## Task goal
Below are some records. Pull every line that contains the word "Effects".

## Dataset records

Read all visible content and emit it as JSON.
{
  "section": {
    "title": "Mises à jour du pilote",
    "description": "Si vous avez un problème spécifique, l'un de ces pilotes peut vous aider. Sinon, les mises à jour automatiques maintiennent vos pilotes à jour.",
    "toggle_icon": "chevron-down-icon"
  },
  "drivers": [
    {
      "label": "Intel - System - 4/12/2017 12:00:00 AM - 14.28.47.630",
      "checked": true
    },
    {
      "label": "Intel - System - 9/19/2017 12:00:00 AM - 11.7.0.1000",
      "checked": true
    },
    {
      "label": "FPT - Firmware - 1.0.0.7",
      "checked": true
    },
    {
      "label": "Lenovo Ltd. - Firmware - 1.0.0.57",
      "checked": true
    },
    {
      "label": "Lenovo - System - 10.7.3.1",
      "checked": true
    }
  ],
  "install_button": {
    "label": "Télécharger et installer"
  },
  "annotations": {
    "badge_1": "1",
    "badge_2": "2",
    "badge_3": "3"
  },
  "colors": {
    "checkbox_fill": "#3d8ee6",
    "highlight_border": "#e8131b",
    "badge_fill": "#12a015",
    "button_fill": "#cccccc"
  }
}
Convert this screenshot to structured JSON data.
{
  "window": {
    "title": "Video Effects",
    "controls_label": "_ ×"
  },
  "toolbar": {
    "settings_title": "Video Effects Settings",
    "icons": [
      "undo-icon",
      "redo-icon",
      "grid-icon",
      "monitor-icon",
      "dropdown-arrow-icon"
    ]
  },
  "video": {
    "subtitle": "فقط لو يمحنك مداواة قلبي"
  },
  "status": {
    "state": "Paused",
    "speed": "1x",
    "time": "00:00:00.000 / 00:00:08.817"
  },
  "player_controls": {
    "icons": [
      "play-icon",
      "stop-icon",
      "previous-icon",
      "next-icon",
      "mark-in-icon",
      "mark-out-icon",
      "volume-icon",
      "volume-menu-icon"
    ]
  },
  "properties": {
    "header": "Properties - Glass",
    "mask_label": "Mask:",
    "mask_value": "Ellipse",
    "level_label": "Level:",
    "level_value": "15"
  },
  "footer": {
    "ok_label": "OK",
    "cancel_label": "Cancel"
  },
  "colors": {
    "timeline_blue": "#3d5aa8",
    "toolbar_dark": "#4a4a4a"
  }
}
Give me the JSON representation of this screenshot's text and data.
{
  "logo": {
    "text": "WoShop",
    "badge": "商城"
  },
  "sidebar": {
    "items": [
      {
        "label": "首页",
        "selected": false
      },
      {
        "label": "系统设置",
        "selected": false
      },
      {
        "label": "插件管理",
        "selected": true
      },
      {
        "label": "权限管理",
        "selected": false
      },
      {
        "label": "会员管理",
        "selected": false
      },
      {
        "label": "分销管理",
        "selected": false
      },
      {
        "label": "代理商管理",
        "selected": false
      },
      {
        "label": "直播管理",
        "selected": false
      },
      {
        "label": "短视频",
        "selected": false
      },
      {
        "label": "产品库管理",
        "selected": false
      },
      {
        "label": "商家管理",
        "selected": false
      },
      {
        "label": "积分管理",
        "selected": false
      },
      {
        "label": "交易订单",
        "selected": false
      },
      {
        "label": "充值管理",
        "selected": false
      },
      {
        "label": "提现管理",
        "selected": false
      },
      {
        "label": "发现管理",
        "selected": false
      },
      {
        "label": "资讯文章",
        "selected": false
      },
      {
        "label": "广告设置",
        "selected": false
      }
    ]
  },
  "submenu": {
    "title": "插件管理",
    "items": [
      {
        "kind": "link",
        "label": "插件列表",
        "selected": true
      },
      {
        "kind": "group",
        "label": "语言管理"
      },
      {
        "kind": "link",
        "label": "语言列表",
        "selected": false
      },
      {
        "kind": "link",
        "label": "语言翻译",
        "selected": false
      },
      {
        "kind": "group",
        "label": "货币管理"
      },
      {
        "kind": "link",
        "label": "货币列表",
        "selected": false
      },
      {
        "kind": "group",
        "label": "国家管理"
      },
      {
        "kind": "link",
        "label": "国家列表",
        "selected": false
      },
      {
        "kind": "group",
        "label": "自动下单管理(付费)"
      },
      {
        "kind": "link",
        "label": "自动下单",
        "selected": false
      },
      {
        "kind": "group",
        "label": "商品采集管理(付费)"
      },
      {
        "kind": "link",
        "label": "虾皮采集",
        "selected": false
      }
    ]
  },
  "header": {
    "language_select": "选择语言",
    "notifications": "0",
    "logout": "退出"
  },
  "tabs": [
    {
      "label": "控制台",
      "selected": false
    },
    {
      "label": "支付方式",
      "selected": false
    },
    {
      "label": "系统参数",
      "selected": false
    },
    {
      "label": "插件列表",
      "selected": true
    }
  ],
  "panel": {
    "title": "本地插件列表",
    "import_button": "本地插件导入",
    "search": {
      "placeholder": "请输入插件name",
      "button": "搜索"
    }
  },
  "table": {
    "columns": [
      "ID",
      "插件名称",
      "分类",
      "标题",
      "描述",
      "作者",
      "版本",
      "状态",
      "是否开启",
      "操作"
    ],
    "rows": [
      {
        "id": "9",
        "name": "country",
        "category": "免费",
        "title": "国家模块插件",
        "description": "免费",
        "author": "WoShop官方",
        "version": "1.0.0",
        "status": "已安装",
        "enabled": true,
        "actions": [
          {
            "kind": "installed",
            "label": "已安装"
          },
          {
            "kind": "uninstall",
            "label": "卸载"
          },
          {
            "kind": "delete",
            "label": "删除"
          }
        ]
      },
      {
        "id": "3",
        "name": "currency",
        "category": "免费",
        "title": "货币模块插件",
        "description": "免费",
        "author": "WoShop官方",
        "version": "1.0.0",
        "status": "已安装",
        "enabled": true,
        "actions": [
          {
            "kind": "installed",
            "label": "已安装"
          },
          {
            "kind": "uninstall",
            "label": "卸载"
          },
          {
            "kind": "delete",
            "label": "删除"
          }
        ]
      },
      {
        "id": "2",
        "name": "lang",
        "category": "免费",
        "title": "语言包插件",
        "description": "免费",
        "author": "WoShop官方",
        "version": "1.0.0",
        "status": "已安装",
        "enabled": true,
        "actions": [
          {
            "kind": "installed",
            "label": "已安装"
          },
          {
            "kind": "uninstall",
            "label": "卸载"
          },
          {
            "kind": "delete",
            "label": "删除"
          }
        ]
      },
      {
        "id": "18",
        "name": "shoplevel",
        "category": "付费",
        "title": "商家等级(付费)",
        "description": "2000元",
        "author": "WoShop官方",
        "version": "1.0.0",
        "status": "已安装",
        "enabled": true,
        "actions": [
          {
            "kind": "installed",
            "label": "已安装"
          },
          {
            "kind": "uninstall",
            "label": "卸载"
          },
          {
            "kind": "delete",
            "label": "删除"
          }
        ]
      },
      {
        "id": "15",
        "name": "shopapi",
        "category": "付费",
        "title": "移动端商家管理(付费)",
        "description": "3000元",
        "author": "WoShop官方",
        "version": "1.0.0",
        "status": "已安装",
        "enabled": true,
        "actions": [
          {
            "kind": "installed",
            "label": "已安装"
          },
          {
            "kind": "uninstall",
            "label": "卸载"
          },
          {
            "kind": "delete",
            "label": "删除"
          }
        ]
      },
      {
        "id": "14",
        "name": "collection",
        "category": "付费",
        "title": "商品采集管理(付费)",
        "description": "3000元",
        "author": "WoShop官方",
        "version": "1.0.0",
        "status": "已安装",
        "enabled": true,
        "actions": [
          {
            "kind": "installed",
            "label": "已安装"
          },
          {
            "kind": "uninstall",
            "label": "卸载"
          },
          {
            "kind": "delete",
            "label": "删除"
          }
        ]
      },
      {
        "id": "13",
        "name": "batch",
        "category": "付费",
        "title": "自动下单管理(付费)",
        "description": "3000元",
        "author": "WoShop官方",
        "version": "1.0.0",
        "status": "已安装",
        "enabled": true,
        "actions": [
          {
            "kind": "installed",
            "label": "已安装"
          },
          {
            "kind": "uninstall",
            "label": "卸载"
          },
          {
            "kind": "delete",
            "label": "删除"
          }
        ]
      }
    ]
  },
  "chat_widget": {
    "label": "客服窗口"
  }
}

## Final answer
    "title": "Video Effects",
    "settings_title": "Video Effects Settings",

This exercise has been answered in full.